──────── Record excerpts

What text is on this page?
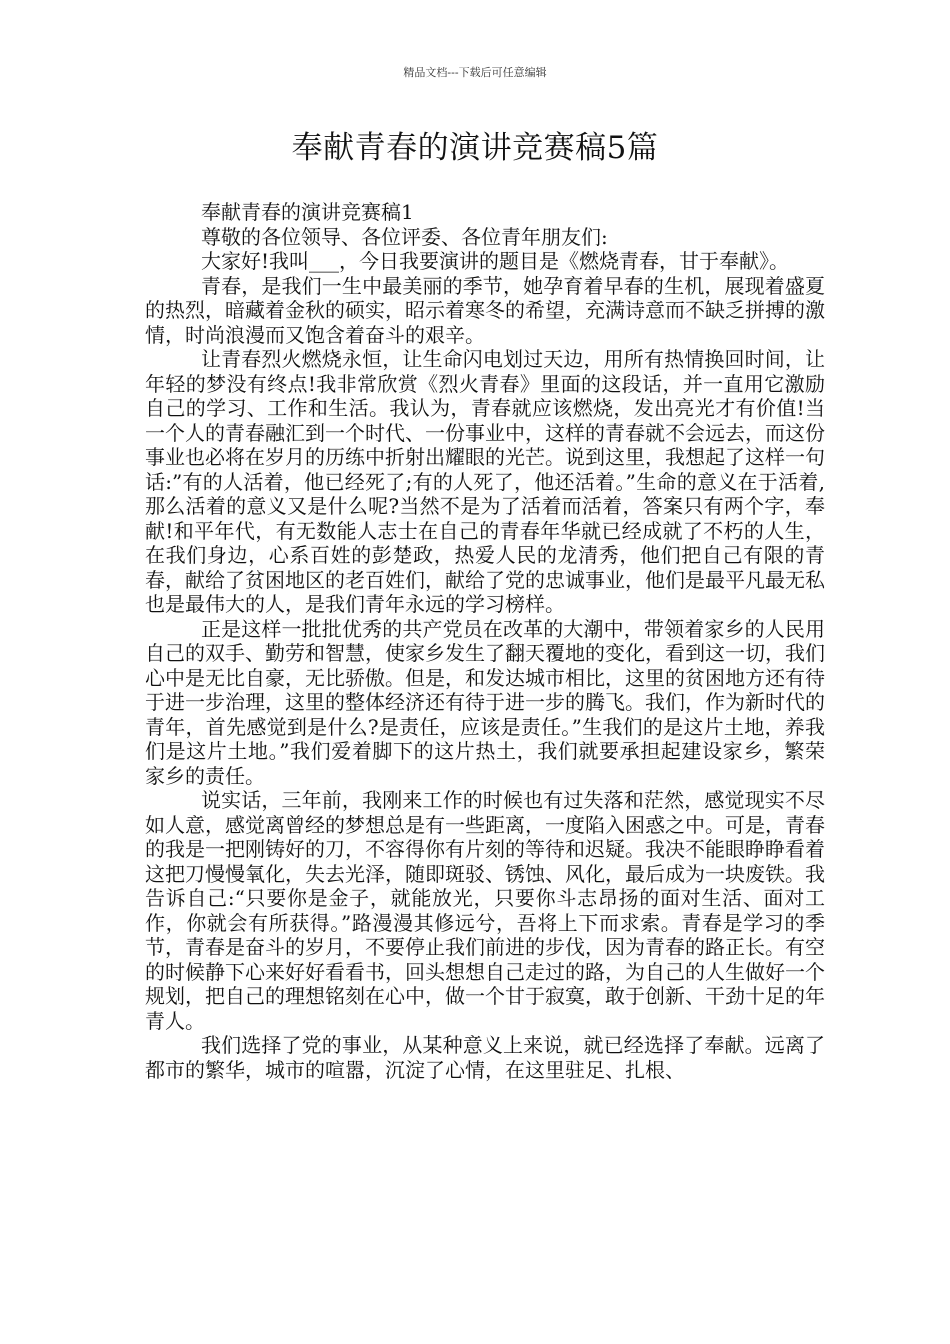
精品文档---下载后可任意编辑
奉献青春的演讲竞赛稿5篇

奉献青春的演讲竞赛稿1

尊敬的各位领导、各位评委、各位青年朋友们:

大家好!我叫___，今日我要演讲的题目是《燃烧青春，甘于奉献》。

青春，是我们一生中最美丽的季节，她孕育着早春的生机，展现着盛夏的热烈，暗藏着金秋的硕实，昭示着寒冬的希望，充满诗意而不缺乏拼搏的激情，时尚浪漫而又饱含着奋斗的艰辛。

让青春烈火燃烧永恒，让生命闪电划过天边，用所有热情换回时间，让年轻的梦没有终点!我非常欣赏《烈火青春》里面的这段话，并一直用它激励自己的学习、工作和生活。我认为，青春就应该燃烧，发出亮光才有价值!当一个人的青春融汇到一个时代、一份事业中，这样的青春就不会远去，而这份事业也必将在岁月的历练中折射出耀眼的光芒。说到这里，我想起了这样一句话:”有的人活着，他已经死了;有的人死了，他还活着。”生命的意义在于活着,那么活着的意义又是什么呢?当然不是为了活着而活着，答案只有两个字，奉献!和平年代，有无数能人志士在自己的青春年华就已经成就了不朽的人生，在我们身边，心系百姓的彭楚政，热爱人民的龙清秀，他们把自己有限的青春，献给了贫困地区的老百姓们，献给了党的忠诚事业，他们是最平凡最无私也是最伟大的人，是我们青年永远的学习榜样。

正是这样一批批优秀的共产党员在改革的大潮中，带领着家乡的人民用自己的双手、勤劳和智慧，使家乡发生了翻天覆地的变化，看到这一切，我们心中是无比自豪，无比骄傲。但是，和发达城市相比，这里的贫困地方还有待于进一步治理，这里的整体经济还有待于进一步的腾飞。我们，作为新时代的青年，首先感觉到是什么?是责任，应该是责任。”生我们的是这片土地，养我们是这片土地。”我们爱着脚下的这片热土，我们就要承担起建设家乡，繁荣家乡的责任。

说实话，三年前，我刚来工作的时候也有过失落和茫然，感觉现实不尽如人意，感觉离曾经的梦想总是有一些距离，一度陷入困惑之中。可是，青春的我是一把刚铸好的刀，不容得你有片刻的等待和迟疑。我决不能眼睁睁看着这把刀慢慢氧化，失去光泽，随即斑驳、锈蚀、风化，最后成为一块废铁。我告诉自己:“只要你是金子，就能放光，只要你斗志昂扬的面对生活、面对工作，你就会有所获得。”路漫漫其修远兮，吾将上下而求索。青春是学习的季节，青春是奋斗的岁月，不要停止我们前进的步伐，因为青春的路正长。有空的时候静下心来好好看看书，回头想想自己走过的路，为自己的人生做好一个规划，把自己的理想铭刻在心中，做一个甘于寂寞，敢于创新、干劲十足的年青人。

我们选择了党的事业，从某种意义上来说，就已经选择了奉献。远离了都市的繁华，城市的喧嚣，沉淀了心情，在这里驻足、扎根、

────────────────

Copy out the entries verbatim and leave the images out.

* _Finished answer_:
What text is on this page?
精品文档---下载后可任意编辑
奉献青春的演讲竞赛稿5篇

奉献青春的演讲竞赛稿1

尊敬的各位领导、各位评委、各位青年朋友们:

大家好!我叫___，今日我要演讲的题目是《燃烧青春，甘于奉献》。

青春，是我们一生中最美丽的季节，她孕育着早春的生机，展现着盛夏的热烈，暗藏着金秋的硕实，昭示着寒冬的希望，充满诗意而不缺乏拼搏的激情，时尚浪漫而又饱含着奋斗的艰辛。

让青春烈火燃烧永恒，让生命闪电划过天边，用所有热情换回时间，让年轻的梦没有终点!我非常欣赏《烈火青春》里面的这段话，并一直用它激励自己的学习、工作和生活。我认为，青春就应该燃烧，发出亮光才有价值!当一个人的青春融汇到一个时代、一份事业中，这样的青春就不会远去，而这份事业也必将在岁月的历练中折射出耀眼的光芒。说到这里，我想起了这样一句话:”有的人活着，他已经死了;有的人死了，他还活着。”生命的意义在于活着,那么活着的意义又是什么呢?当然不是为了活着而活着，答案只有两个字，奉献!和平年代，有无数能人志士在自己的青春年华就已经成就了不朽的人生，在我们身边，心系百姓的彭楚政，热爱人民的龙清秀，他们把自己有限的青春，献给了贫困地区的老百姓们，献给了党的忠诚事业，他们是最平凡最无私也是最伟大的人，是我们青年永远的学习榜样。

正是这样一批批优秀的共产党员在改革的大潮中，带领着家乡的人民用自己的双手、勤劳和智慧，使家乡发生了翻天覆地的变化，看到这一切，我们心中是无比自豪，无比骄傲。但是，和发达城市相比，这里的贫困地方还有待于进一步治理，这里的整体经济还有待于进一步的腾飞。我们，作为新时代的青年，首先感觉到是什么?是责任，应该是责任。”生我们的是这片土地，养我们是这片土地。”我们爱着脚下的这片热土，我们就要承担起建设家乡，繁荣家乡的责任。

说实话，三年前，我刚来工作的时候也有过失落和茫然，感觉现实不尽如人意，感觉离曾经的梦想总是有一些距离，一度陷入困惑之中。可是，青春的我是一把刚铸好的刀，不容得你有片刻的等待和迟疑。我决不能眼睁睁看着这把刀慢慢氧化，失去光泽，随即斑驳、锈蚀、风化，最后成为一块废铁。我告诉自己:“只要你是金子，就能放光，只要你斗志昂扬的面对生活、面对工作，你就会有所获得。”路漫漫其修远兮，吾将上下而求索。青春是学习的季节，青春是奋斗的岁月，不要停止我们前进的步伐，因为青春的路正长。有空的时候静下心来好好看看书，回头想想自己走过的路，为自己的人生做好一个规划，把自己的理想铭刻在心中，做一个甘于寂寞，敢于创新、干劲十足的年青人。

我们选择了党的事业，从某种意义上来说，就已经选择了奉献。远离了都市的繁华，城市的喧嚣，沉淀了心情，在这里驻足、扎根、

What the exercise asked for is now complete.